TASK INSTRUCTIONS:
Report every line in the entries below that contains the word "gezonde".

-- Start of DATA SECTION --

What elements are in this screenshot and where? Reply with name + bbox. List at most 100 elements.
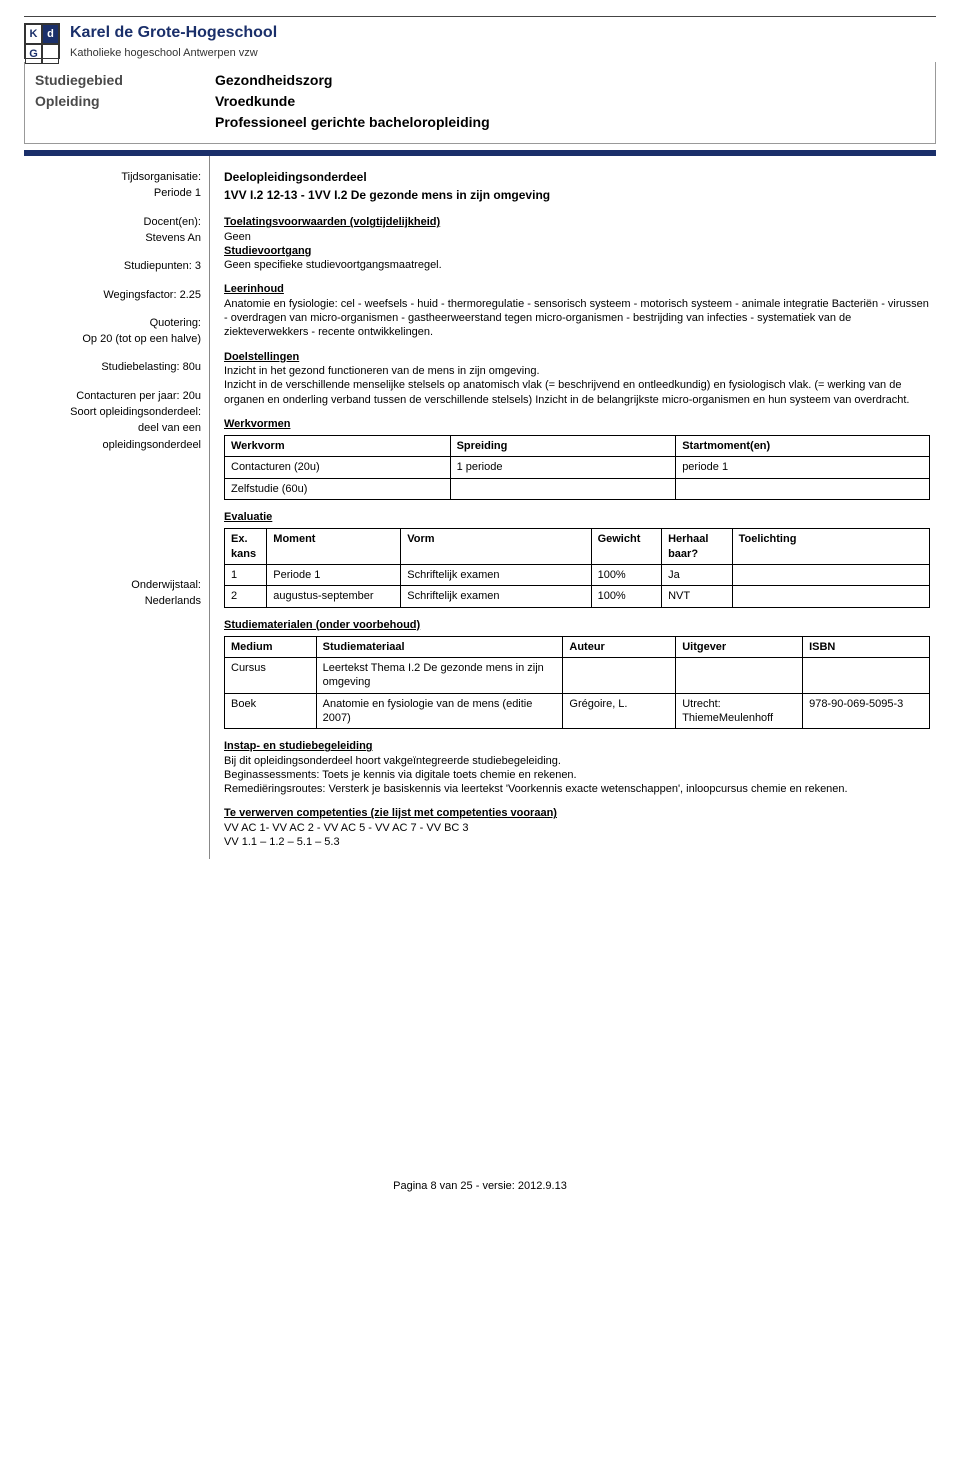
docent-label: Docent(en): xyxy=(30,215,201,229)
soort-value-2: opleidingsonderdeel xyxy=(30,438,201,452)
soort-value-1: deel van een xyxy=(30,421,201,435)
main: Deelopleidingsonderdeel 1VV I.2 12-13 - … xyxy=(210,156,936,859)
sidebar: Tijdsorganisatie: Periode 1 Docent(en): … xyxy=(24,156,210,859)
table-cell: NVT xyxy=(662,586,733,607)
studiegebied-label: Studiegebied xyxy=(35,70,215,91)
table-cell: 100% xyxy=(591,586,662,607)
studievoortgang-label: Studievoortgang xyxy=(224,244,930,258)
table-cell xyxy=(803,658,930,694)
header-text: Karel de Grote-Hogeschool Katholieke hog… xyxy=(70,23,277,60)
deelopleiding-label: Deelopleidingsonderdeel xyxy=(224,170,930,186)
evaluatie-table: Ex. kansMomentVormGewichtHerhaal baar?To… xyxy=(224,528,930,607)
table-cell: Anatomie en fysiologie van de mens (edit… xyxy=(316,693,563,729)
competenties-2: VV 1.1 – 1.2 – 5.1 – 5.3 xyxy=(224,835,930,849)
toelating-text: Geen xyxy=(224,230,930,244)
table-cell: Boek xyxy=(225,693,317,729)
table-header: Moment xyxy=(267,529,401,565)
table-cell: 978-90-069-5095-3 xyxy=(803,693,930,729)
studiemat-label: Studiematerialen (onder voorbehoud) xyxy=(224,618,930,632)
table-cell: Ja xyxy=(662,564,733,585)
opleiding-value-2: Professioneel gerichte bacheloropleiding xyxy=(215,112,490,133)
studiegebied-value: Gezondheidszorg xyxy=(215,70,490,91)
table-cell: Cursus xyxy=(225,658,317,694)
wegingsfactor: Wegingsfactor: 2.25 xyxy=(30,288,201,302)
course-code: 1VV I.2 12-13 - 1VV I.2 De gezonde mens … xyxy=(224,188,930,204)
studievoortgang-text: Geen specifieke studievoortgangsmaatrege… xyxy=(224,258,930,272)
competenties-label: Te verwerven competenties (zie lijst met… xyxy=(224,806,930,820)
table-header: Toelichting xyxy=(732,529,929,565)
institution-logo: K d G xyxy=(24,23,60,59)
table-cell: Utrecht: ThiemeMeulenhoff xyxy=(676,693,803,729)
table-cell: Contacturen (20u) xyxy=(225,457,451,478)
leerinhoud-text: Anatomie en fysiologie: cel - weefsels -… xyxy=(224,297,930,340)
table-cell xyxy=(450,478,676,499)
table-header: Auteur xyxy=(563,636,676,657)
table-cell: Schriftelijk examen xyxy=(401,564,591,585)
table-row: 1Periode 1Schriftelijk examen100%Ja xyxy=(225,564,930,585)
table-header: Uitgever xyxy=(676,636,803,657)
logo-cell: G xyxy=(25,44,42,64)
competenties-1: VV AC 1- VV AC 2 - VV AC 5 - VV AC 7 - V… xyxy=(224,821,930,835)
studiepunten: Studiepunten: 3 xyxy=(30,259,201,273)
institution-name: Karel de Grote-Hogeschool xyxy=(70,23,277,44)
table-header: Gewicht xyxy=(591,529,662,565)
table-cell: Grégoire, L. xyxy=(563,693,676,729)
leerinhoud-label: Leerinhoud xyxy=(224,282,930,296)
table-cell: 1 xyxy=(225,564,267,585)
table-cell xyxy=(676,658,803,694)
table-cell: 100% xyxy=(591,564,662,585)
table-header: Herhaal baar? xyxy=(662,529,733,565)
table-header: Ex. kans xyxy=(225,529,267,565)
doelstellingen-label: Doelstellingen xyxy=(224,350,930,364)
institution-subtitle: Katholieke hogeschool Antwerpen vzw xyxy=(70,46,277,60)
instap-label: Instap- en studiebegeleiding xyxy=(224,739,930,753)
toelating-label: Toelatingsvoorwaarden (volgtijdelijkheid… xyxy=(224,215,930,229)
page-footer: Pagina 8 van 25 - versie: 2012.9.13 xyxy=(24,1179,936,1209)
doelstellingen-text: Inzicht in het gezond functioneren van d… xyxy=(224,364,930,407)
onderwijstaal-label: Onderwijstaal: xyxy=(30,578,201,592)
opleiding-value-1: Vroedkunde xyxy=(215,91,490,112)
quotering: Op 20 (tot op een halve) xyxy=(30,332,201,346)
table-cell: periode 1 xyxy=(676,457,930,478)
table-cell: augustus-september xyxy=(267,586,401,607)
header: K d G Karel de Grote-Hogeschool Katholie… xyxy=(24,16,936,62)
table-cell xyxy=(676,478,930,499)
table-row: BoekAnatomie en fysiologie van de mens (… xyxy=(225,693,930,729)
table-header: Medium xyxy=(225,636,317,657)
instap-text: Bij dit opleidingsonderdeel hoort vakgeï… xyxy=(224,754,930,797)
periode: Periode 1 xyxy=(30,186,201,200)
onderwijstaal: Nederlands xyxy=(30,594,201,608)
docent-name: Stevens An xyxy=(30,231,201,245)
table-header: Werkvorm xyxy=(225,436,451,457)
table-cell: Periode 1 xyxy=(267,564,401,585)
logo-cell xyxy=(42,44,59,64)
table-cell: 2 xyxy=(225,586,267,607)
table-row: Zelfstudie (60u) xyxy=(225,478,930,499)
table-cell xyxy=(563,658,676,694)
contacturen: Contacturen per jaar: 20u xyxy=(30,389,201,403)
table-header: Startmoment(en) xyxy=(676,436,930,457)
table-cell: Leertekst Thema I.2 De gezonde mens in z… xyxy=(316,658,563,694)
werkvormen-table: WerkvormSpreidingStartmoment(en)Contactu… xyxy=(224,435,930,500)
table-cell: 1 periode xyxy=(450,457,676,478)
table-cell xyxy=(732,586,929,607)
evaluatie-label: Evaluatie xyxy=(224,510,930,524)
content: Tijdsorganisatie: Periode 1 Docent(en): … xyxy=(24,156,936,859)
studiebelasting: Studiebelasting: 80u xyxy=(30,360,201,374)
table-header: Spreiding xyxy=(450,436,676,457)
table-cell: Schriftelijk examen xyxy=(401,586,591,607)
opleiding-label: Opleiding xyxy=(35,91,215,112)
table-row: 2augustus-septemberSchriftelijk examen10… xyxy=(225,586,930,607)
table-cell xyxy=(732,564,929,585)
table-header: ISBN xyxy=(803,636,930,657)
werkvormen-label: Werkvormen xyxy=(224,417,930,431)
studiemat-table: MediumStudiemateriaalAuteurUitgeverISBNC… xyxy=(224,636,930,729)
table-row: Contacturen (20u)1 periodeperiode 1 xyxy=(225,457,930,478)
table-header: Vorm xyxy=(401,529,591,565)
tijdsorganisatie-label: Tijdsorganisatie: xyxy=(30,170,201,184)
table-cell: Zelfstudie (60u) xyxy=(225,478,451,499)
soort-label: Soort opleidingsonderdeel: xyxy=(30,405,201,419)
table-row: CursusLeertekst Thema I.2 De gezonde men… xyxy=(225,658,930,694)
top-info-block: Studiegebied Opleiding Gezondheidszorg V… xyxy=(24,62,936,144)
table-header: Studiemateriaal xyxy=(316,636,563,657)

-- End of DATA SECTION --

RIGHT ANSWER:
course-code: 1VV I.2 12-13 - 1VV I.2 De gezonde mens … xyxy=(224,188,930,204)
table-cell: Leertekst Thema I.2 De gezonde mens in z… xyxy=(316,658,563,694)
table-row: CursusLeertekst Thema I.2 De gezonde men… xyxy=(225,658,930,694)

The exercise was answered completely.